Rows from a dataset
§ §
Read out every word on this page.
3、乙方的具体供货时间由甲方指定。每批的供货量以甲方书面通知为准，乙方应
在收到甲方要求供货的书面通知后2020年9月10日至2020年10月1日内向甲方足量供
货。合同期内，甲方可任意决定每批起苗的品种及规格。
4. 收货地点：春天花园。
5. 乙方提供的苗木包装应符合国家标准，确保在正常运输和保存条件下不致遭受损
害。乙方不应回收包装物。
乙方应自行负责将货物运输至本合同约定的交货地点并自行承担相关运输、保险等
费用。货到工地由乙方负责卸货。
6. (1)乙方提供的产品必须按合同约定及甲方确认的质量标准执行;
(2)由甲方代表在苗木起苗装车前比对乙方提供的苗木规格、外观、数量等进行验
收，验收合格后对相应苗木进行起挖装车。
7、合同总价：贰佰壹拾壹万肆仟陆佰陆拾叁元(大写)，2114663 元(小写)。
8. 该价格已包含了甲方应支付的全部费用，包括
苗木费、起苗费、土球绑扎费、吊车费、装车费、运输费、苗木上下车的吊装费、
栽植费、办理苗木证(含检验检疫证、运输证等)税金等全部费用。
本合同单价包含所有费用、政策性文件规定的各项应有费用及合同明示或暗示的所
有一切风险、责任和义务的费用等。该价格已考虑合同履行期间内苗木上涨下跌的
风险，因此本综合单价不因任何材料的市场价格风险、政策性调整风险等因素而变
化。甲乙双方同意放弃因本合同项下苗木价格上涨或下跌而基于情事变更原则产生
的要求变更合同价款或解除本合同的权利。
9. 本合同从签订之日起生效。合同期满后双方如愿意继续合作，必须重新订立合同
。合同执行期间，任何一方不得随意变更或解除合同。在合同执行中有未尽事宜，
§ §
_SET EXERCISE_
Give the data again, exactly as it stands.

_RESPONSE_
Read out every word on this page.
3、乙方的具体供货时间由甲方指定。每批的供货量以甲方书面通知为准，乙方应
在收到甲方要求供货的书面通知后2020年9月10日至2020年10月1日内向甲方足量供
货。合同期内，甲方可任意决定每批起苗的品种及规格。
4. 收货地点：春天花园。
5. 乙方提供的苗木包装应符合国家标准，确保在正常运输和保存条件下不致遭受损
害。乙方不应回收包装物。
乙方应自行负责将货物运输至本合同约定的交货地点并自行承担相关运输、保险等
费用。货到工地由乙方负责卸货。
6. (1)乙方提供的产品必须按合同约定及甲方确认的质量标准执行;
(2)由甲方代表在苗木起苗装车前比对乙方提供的苗木规格、外观、数量等进行验
收，验收合格后对相应苗木进行起挖装车。
7、合同总价：贰佰壹拾壹万肆仟陆佰陆拾叁元(大写)，2114663 元(小写)。
8. 该价格已包含了甲方应支付的全部费用，包括
苗木费、起苗费、土球绑扎费、吊车费、装车费、运输费、苗木上下车的吊装费、
栽植费、办理苗木证(含检验检疫证、运输证等)税金等全部费用。
本合同单价包含所有费用、政策性文件规定的各项应有费用及合同明示或暗示的所
有一切风险、责任和义务的费用等。该价格已考虑合同履行期间内苗木上涨下跌的
风险，因此本综合单价不因任何材料的市场价格风险、政策性调整风险等因素而变
化。甲乙双方同意放弃因本合同项下苗木价格上涨或下跌而基于情事变更原则产生
的要求变更合同价款或解除本合同的权利。
9. 本合同从签订之日起生效。合同期满后双方如愿意继续合作，必须重新订立合同
。合同执行期间，任何一方不得随意变更或解除合同。在合同执行中有未尽事宜，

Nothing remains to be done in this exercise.